Work instructions: Go through the data below and gather each line containing "враховувати".

Input material:
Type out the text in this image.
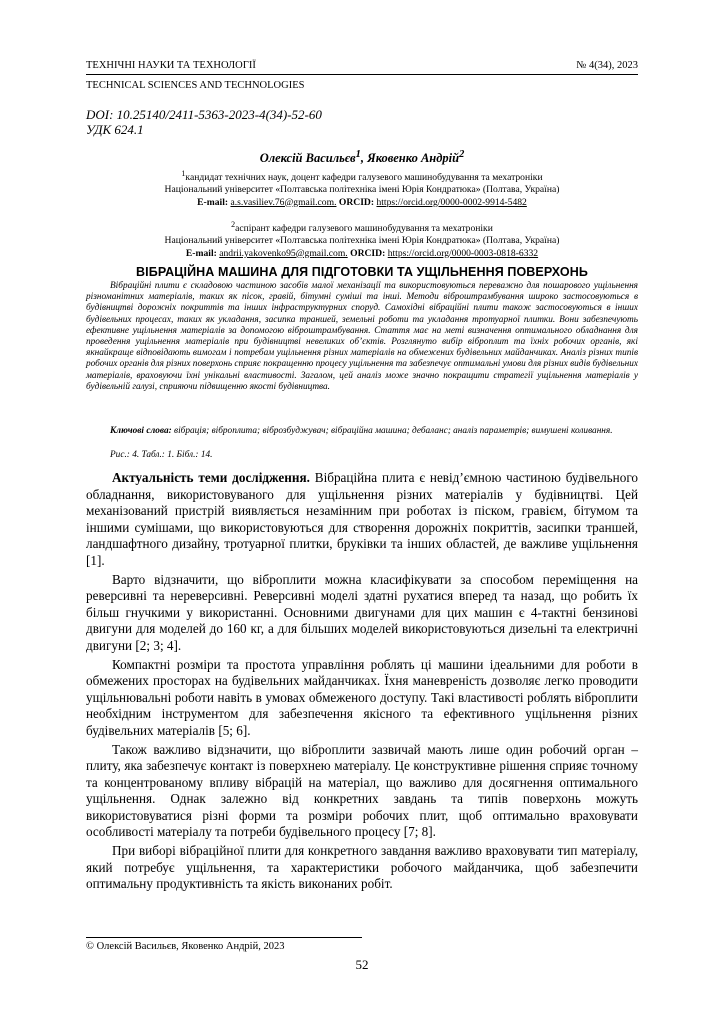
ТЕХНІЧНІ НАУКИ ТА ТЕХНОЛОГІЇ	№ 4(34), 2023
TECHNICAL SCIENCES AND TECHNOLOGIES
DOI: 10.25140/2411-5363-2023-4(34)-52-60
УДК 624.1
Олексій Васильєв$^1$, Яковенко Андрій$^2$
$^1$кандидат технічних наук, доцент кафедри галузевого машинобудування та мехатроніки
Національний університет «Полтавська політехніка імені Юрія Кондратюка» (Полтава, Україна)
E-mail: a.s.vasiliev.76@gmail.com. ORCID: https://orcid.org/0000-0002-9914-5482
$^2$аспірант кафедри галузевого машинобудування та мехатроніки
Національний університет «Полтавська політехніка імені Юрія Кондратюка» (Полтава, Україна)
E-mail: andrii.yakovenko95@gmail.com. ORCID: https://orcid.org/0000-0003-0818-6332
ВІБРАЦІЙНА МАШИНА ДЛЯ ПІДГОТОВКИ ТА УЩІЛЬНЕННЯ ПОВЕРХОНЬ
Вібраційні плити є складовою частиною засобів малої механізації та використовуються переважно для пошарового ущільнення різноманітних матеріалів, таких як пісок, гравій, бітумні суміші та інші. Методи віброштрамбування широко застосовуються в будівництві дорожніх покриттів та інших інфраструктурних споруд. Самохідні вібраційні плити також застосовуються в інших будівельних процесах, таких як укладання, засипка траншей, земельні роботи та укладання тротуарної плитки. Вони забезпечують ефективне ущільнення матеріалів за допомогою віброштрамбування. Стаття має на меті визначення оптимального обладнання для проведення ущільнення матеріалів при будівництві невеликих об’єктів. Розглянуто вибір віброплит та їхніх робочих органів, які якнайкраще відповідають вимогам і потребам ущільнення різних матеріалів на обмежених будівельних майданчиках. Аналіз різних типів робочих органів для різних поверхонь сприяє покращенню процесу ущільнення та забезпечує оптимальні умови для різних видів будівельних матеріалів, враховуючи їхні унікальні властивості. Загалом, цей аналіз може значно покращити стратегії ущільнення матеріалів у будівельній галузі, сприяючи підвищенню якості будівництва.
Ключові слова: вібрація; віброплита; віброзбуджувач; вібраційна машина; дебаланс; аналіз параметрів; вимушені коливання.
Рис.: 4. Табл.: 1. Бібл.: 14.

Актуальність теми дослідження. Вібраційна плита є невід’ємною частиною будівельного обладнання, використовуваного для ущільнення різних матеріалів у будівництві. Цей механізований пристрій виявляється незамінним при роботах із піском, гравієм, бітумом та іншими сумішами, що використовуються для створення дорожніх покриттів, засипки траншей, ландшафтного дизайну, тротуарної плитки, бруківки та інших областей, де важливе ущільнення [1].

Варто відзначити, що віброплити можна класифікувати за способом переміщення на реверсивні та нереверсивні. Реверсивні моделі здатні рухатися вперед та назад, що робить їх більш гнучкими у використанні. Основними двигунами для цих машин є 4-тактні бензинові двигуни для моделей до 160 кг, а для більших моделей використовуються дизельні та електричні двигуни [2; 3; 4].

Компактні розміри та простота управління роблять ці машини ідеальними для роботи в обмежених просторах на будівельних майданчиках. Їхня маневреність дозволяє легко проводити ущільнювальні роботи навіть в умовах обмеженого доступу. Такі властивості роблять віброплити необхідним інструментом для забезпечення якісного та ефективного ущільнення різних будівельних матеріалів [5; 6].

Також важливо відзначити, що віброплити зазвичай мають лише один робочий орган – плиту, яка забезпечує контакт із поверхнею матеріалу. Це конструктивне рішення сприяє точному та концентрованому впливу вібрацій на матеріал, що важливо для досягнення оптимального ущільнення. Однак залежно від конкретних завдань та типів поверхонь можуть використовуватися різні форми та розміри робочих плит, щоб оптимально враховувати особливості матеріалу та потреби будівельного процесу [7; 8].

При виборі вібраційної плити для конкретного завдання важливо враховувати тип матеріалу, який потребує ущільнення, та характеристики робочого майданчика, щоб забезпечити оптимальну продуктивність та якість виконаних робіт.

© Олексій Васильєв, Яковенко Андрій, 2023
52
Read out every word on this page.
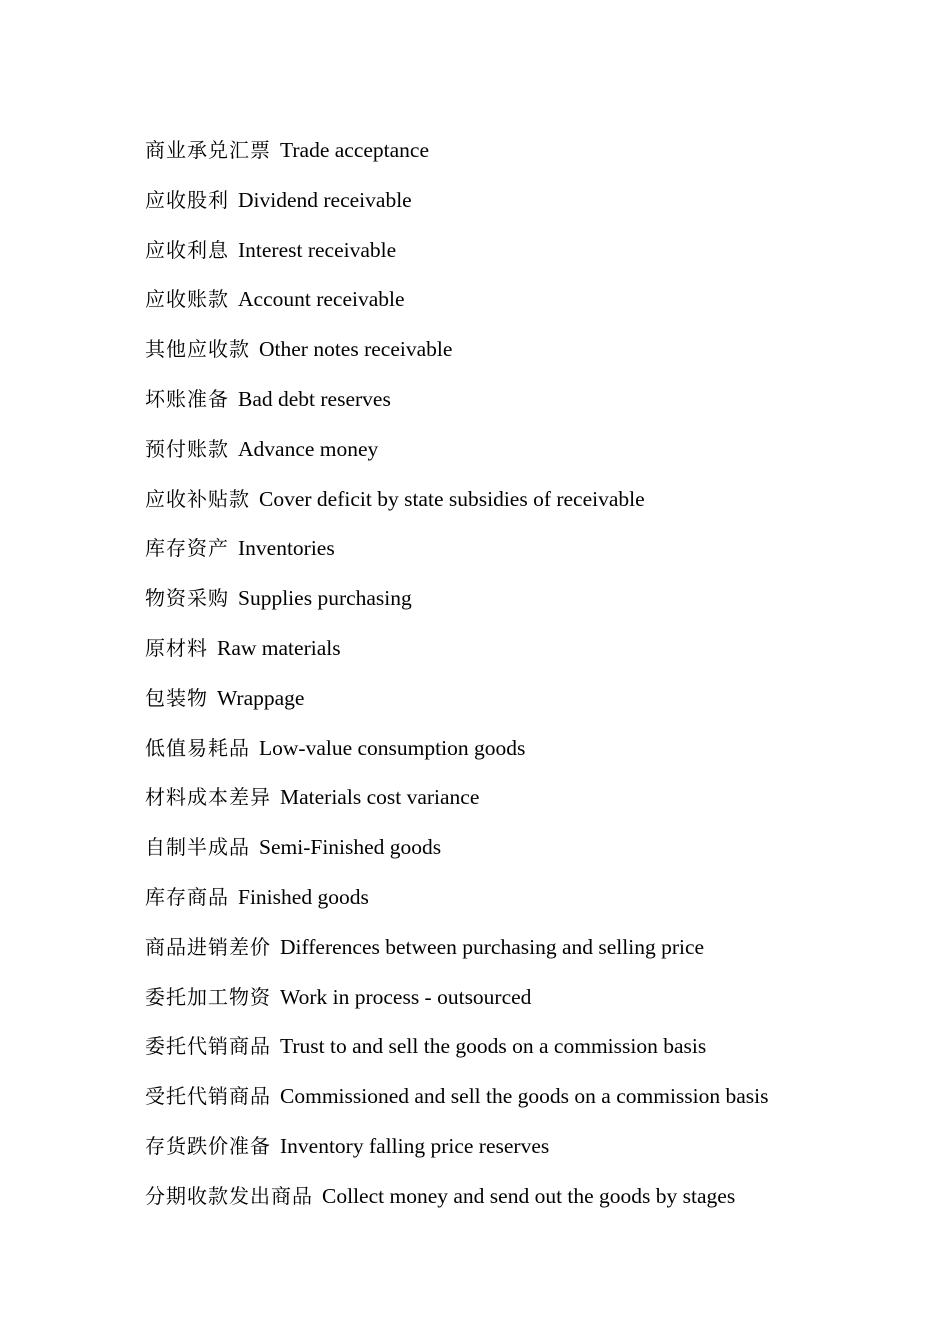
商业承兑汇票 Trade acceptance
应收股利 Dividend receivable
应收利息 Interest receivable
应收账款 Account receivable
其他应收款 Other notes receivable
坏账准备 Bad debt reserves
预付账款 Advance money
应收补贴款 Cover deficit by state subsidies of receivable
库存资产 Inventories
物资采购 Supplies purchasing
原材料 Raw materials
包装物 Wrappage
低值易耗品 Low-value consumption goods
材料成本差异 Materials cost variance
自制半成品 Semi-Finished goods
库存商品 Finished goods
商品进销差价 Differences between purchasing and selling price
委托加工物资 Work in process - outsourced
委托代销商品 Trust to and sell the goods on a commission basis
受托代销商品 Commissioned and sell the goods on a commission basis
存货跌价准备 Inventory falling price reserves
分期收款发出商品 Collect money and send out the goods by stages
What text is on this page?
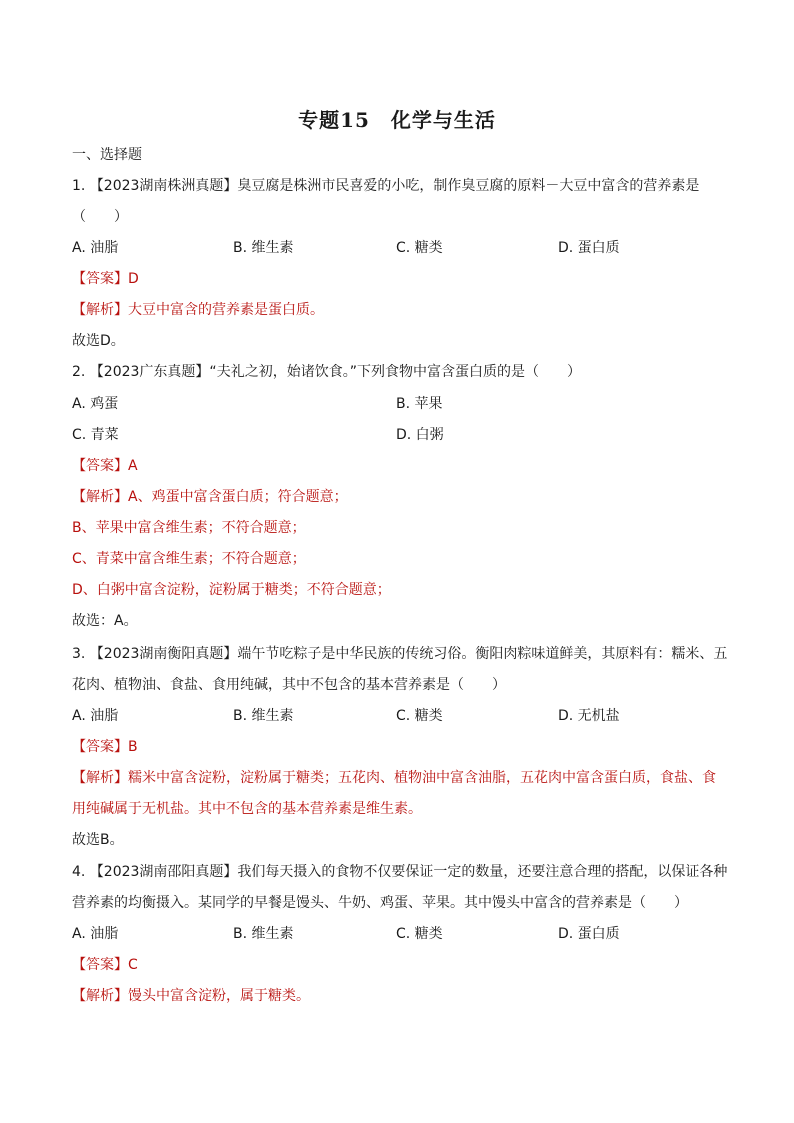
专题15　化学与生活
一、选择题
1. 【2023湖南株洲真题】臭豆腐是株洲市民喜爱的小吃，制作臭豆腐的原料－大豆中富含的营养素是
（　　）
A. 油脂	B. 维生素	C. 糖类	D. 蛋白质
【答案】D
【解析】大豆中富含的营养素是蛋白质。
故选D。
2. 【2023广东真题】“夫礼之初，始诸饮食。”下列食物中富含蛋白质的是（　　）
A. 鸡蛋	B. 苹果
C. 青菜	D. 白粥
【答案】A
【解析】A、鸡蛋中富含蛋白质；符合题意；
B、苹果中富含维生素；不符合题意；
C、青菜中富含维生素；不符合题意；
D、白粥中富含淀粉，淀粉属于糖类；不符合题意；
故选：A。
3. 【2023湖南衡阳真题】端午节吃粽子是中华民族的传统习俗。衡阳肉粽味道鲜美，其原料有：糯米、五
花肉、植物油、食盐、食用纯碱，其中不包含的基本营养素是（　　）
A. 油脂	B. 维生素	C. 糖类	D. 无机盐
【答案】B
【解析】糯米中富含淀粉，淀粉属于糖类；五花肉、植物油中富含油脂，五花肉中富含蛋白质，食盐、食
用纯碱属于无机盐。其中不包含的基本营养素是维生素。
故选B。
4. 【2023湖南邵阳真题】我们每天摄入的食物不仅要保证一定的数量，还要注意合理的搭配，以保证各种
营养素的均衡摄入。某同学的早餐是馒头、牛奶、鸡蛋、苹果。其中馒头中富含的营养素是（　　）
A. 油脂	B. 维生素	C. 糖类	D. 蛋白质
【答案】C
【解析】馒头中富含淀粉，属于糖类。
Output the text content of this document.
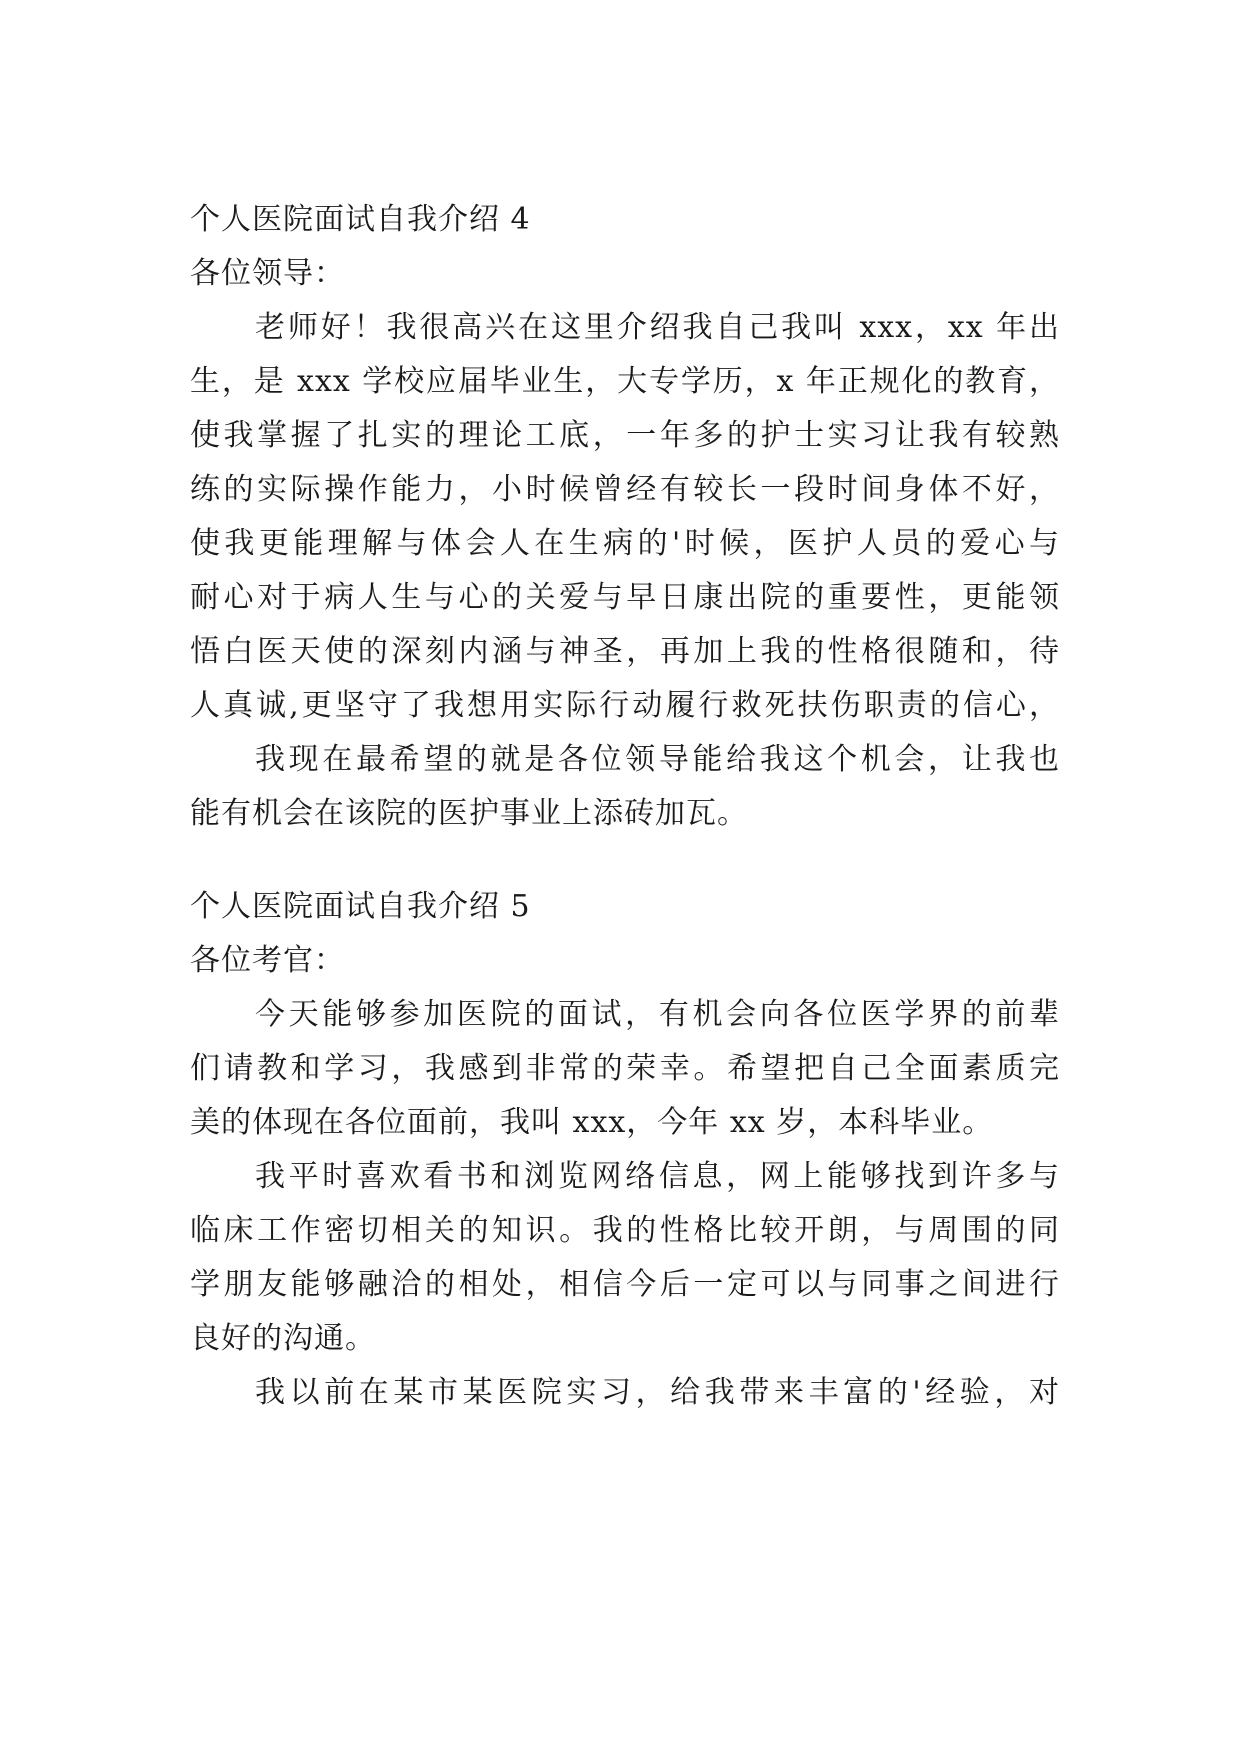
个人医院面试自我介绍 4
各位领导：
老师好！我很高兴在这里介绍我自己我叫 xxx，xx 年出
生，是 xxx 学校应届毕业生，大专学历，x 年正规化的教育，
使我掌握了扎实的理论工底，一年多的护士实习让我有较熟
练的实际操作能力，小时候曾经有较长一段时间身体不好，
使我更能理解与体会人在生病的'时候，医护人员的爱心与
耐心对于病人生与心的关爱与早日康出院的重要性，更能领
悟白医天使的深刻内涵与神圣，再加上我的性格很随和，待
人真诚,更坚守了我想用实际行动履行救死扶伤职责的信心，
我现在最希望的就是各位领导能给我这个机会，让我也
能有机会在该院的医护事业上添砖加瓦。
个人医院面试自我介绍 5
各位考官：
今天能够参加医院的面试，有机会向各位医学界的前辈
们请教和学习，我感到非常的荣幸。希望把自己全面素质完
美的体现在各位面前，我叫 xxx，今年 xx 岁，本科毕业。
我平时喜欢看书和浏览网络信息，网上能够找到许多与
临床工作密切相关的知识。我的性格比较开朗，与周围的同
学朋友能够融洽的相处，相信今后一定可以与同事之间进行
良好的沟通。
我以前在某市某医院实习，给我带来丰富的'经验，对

Output of the exercise:
Також важливо відзначити, що віброплити зазвичай мають лише один робочий орган – плиту, яка забезпечує контакт із поверхнею матеріалу. Це конструктивне рішення сприяє точному та концентрованому впливу вібрацій на матеріал, що важливо для досягнення оптимального ущільнення. Однак залежно від конкретних завдань та типів поверхонь можуть використовуватися різні форми та розміри робочих плит, щоб оптимально враховувати особливості матеріалу та потреби будівельного процесу [7; 8].
При виборі вібраційної плити для конкретного завдання важливо враховувати тип матеріалу, який потребує ущільнення, та характеристики робочого майданчика, щоб забезпечити оптимальну продуктивність та якість виконаних робіт.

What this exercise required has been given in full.